→ **Exercise directions**
Would you return all of this data exactly, leaving nothing out?

→ **Dataset entries**
--------------------------------
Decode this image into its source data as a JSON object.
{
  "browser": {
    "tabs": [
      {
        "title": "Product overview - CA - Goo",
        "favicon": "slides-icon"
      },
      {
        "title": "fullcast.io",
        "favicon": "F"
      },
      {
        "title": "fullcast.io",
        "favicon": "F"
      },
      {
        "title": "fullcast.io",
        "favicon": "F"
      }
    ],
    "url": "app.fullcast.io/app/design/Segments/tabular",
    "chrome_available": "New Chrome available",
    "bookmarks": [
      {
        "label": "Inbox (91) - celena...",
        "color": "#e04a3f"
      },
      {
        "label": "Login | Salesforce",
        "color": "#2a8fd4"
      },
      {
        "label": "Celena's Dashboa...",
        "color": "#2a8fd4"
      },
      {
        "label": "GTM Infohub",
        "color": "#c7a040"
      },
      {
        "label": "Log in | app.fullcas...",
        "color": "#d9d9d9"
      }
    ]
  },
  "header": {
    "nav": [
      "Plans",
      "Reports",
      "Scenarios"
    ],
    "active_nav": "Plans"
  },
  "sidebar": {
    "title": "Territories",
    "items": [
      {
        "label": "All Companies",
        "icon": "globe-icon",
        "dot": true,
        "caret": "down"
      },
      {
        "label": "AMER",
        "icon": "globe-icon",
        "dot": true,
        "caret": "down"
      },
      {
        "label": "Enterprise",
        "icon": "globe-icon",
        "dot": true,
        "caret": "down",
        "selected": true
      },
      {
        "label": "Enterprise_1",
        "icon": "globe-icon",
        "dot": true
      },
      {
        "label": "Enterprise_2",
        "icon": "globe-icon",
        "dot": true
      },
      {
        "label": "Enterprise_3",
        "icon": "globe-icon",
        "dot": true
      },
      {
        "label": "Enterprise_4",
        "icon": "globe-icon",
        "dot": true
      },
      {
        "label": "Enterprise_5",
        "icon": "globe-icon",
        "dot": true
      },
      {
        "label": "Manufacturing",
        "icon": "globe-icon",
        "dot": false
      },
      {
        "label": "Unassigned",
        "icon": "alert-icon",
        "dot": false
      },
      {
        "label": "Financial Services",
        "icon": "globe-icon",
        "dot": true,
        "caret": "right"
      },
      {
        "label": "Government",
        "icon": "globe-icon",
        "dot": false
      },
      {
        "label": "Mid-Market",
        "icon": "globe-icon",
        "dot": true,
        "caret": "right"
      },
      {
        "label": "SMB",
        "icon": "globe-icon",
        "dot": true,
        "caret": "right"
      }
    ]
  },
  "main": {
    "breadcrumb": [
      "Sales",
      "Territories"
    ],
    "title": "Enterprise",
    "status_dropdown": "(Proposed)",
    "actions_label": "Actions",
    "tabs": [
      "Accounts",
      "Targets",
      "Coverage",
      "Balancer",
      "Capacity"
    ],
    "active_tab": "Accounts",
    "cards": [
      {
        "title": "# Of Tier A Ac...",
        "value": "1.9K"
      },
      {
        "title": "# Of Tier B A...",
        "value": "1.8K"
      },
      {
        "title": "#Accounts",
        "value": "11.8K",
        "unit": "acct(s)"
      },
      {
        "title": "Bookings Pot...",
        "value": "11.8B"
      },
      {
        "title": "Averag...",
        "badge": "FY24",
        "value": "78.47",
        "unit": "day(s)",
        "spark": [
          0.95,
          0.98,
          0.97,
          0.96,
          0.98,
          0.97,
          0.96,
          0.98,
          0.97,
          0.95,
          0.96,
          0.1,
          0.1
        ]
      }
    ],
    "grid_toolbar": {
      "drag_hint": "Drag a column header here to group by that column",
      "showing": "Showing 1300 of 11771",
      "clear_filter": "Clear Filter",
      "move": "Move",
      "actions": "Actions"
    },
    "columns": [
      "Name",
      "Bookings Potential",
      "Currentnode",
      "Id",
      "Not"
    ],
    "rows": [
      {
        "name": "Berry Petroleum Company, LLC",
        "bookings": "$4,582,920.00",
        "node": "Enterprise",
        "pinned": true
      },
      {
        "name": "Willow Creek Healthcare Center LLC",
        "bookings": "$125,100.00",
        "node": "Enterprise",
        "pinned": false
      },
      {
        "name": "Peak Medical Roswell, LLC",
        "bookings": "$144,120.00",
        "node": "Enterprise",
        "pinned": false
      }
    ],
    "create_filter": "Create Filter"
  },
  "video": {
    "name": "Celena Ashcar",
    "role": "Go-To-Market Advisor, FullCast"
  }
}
--------------------------------
→ **Solution for this task**
Decode this image into its source data as a JSON object.
{
  "browser": {
    "tabs": [
      {
        "title": "Product overview - CA - Goo",
        "favicon": "slides-icon"
      },
      {
        "title": "fullcast.io",
        "favicon": "F"
      },
      {
        "title": "fullcast.io",
        "favicon": "F"
      },
      {
        "title": "fullcast.io",
        "favicon": "F"
      }
    ],
    "url": "app.fullcast.io/app/design/Segments/tabular",
    "chrome_available": "New Chrome available",
    "bookmarks": [
      {
        "label": "Inbox (91) - celena...",
        "color": "#e04a3f"
      },
      {
        "label": "Login | Salesforce",
        "color": "#2a8fd4"
      },
      {
        "label": "Celena's Dashboa...",
        "color": "#2a8fd4"
      },
      {
        "label": "GTM Infohub",
        "color": "#c7a040"
      },
      {
        "label": "Log in | app.fullcas...",
        "color": "#d9d9d9"
      }
    ]
  },
  "header": {
    "nav": [
      "Plans",
      "Reports",
      "Scenarios"
    ],
    "active_nav": "Plans"
  },
  "sidebar": {
    "title": "Territories",
    "items": [
      {
        "label": "All Companies",
        "icon": "globe-icon",
        "dot": true,
        "caret": "down"
      },
      {
        "label": "AMER",
        "icon": "globe-icon",
        "dot": true,
        "caret": "down"
      },
      {
        "label": "Enterprise",
        "icon": "globe-icon",
        "dot": true,
        "caret": "down",
        "selected": true
      },
      {
        "label": "Enterprise_1",
        "icon": "globe-icon",
        "dot": true
      },
      {
        "label": "Enterprise_2",
        "icon": "globe-icon",
        "dot": true
      },
      {
        "label": "Enterprise_3",
        "icon": "globe-icon",
        "dot": true
      },
      {
        "label": "Enterprise_4",
        "icon": "globe-icon",
        "dot": true
      },
      {
        "label": "Enterprise_5",
        "icon": "globe-icon",
        "dot": true
      },
      {
        "label": "Manufacturing",
        "icon": "globe-icon",
        "dot": false
      },
      {
        "label": "Unassigned",
        "icon": "alert-icon",
        "dot": false
      },
      {
        "label": "Financial Services",
        "icon": "globe-icon",
        "dot": true,
        "caret": "right"
      },
      {
        "label": "Government",
        "icon": "globe-icon",
        "dot": false
      },
      {
        "label": "Mid-Market",
        "icon": "globe-icon",
        "dot": true,
        "caret": "right"
      },
      {
        "label": "SMB",
        "icon": "globe-icon",
        "dot": true,
        "caret": "right"
      }
    ]
  },
  "main": {
    "breadcrumb": [
      "Sales",
      "Territories"
    ],
    "title": "Enterprise",
    "status_dropdown": "(Proposed)",
    "actions_label": "Actions",
    "tabs": [
      "Accounts",
      "Targets",
      "Coverage",
      "Balancer",
      "Capacity"
    ],
    "active_tab": "Accounts",
    "cards": [
      {
        "title": "# Of Tier A Ac...",
        "value": "1.9K"
      },
      {
        "title": "# Of Tier B A...",
        "value": "1.8K"
      },
      {
        "title": "#Accounts",
        "value": "11.8K",
        "unit": "acct(s)"
      },
      {
        "title": "Bookings Pot...",
        "value": "11.8B"
      },
      {
        "title": "Averag...",
        "badge": "FY24",
        "value": "78.47",
        "unit": "day(s)",
        "spark": [
          0.95,
          0.98,
          0.97,
          0.96,
          0.98,
          0.97,
          0.96,
          0.98,
          0.97,
          0.95,
          0.96,
          0.1,
          0.1
        ]
      }
    ],
    "grid_toolbar": {
      "drag_hint": "Drag a column header here to group by that column",
      "showing": "Showing 1300 of 11771",
      "clear_filter": "Clear Filter",
      "move": "Move",
      "actions": "Actions"
    },
    "columns": [
      "Name",
      "Bookings Potential",
      "Currentnode",
      "Id",
      "Not"
    ],
    "rows": [
      {
        "name": "Berry Petroleum Company, LLC",
        "bookings": "$4,582,920.00",
        "node": "Enterprise",
        "pinned": true
      },
      {
        "name": "Willow Creek Healthcare Center LLC",
        "bookings": "$125,100.00",
        "node": "Enterprise",
        "pinned": false
      },
      {
        "name": "Peak Medical Roswell, LLC",
        "bookings": "$144,120.00",
        "node": "Enterprise",
        "pinned": false
      }
    ],
    "create_filter": "Create Filter"
  },
  "video": {
    "name": "Celena Ashcar",
    "role": "Go-To-Market Advisor, FullCast"
  }
}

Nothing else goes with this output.